▶ _Task statement_
Only the lines holding the string "фінансової" are needed. Copy each one.

▶ _Supplied records_
________

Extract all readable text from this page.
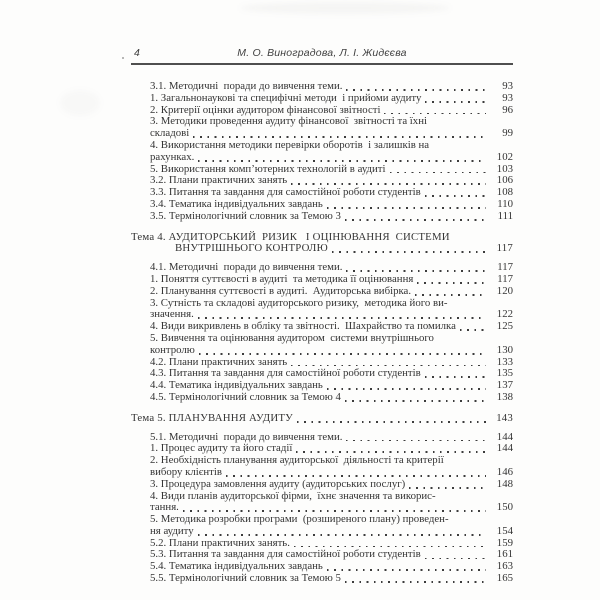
4	М. О. Виноградова, Л. І. Жидєєва
3.1. Методичні  поради до вивчення теми.	93
1. Загальнонаукові та специфічні методи  і прийоми аудиту	93
2. Критерії оцінки аудитором фінансової звітності	96
3. Методики проведення аудиту фінансової  звітності та їхні
складові	99
4. Використання методики перевірки оборотів  і залишків на
рахунках.	102
5. Використання комп’ютерних технологій в аудиті	103
3.2. Плани практичних занять	106
3.3. Питання та завдання для самостійної роботи студентів	108
3.4. Тематика індивідуальних завдань	110
3.5. Термінологічний словник за Темою 3	111
Тема 4. АУДИТОРСЬКИЙ  РИЗИК   І ОЦІНЮВАННЯ  СИСТЕМИ
ВНУТРІШНЬОГО КОНТРОЛЮ	117
4.1. Методичні  поради до вивчення теми.	117
1. Поняття суттєвості в аудиті  та методика її оцінювання	117
2. Планування суттєвості в аудиті.  Аудиторська вибірка.	120
3. Сутність та складові аудиторського ризику,  методика його ви-
значення.	122
4. Види викривлень в обліку та звітності.  Шахрайство та помилка	125
5. Вивчення та оцінювання аудитором  системи внутрішнього
контролю	130
4.2. Плани практичних занять	133
4.3. Питання та завдання для самостійної роботи студентів	135
4.4. Тематика індивідуальних завдань	137
4.5. Термінологічний словник за Темою 4	138
Тема 5. ПЛАНУВАННЯ АУДИТУ	143
5.1. Методичні  поради до вивчення теми.	144
1. Процес аудиту та його стадії	144
2. Необхідність планування аудиторської  діяльності та критерії
вибору клієнтів	146
3. Процедура замовлення аудиту (аудиторських послуг)	148
4. Види планів аудиторської фірми,  їхнє значення та викорис-
тання.	150
5. Методика розробки програми  (розширеного плану) проведен-
ня аудиту	154
5.2. Плани практичних занять.	159
5.3. Питання та завдання для самостійної роботи студентів	161
5.4. Тематика індивідуальних завдань	163
5.5. Термінологічний словник за Темою 5	165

________

▶ _Result of this task_
2. Критерії оцінки аудитором фінансової звітності	96
3. Методики проведення аудиту фінансової  звітності та їхні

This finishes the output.